### EXCERPTED DATA
· · · ·
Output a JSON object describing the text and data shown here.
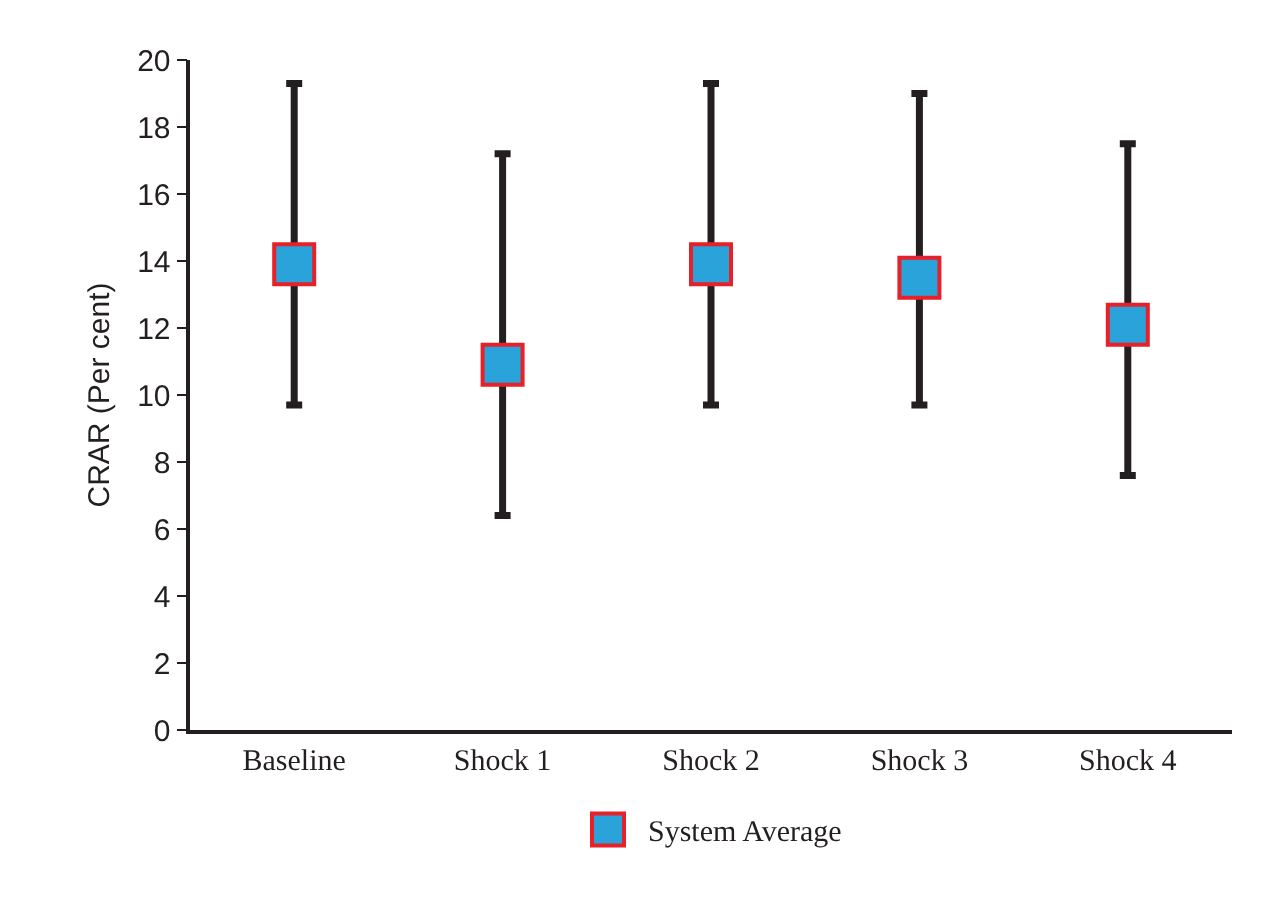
{
  "chart_data": {
    "type": "scatter",
    "ylabel": "CRAR (Per cent)",
    "categories": [
      "Baseline",
      "Shock 1",
      "Shock 2",
      "Shock 3",
      "Shock 4"
    ],
    "series": [
      {
        "name": "System Average",
        "color": "#29a3d9",
        "values": [
          13.9,
          10.9,
          13.9,
          13.5,
          12.1
        ],
        "errors": [
          [
            9.7,
            19.3
          ],
          [
            6.4,
            17.2
          ],
          [
            9.7,
            19.3
          ],
          [
            9.7,
            19.0
          ],
          [
            7.6,
            17.5
          ]
        ]
      }
    ],
    "ylim": [
      0,
      20
    ],
    "yticks": [
      0,
      2,
      4,
      6,
      8,
      10,
      12,
      14,
      16,
      18,
      20
    ],
    "grid": false,
    "legend": "bottom",
    "marker": "square"
  }
}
· · · ·
### YOUR GOAL
Set down the lines of the records above exactly, apart from the pictures.

### SOLUTION
Output a JSON object describing the text and data shown here.
{
  "chart_data": {
    "type": "scatter",
    "ylabel": "CRAR (Per cent)",
    "categories": [
      "Baseline",
      "Shock 1",
      "Shock 2",
      "Shock 3",
      "Shock 4"
    ],
    "series": [
      {
        "name": "System Average",
        "color": "#29a3d9",
        "values": [
          13.9,
          10.9,
          13.9,
          13.5,
          12.1
        ],
        "errors": [
          [
            9.7,
            19.3
          ],
          [
            6.4,
            17.2
          ],
          [
            9.7,
            19.3
          ],
          [
            9.7,
            19.0
          ],
          [
            7.6,
            17.5
          ]
        ]
      }
    ],
    "ylim": [
      0,
      20
    ],
    "yticks": [
      0,
      2,
      4,
      6,
      8,
      10,
      12,
      14,
      16,
      18,
      20
    ],
    "grid": false,
    "legend": "bottom",
    "marker": "square"
  }
}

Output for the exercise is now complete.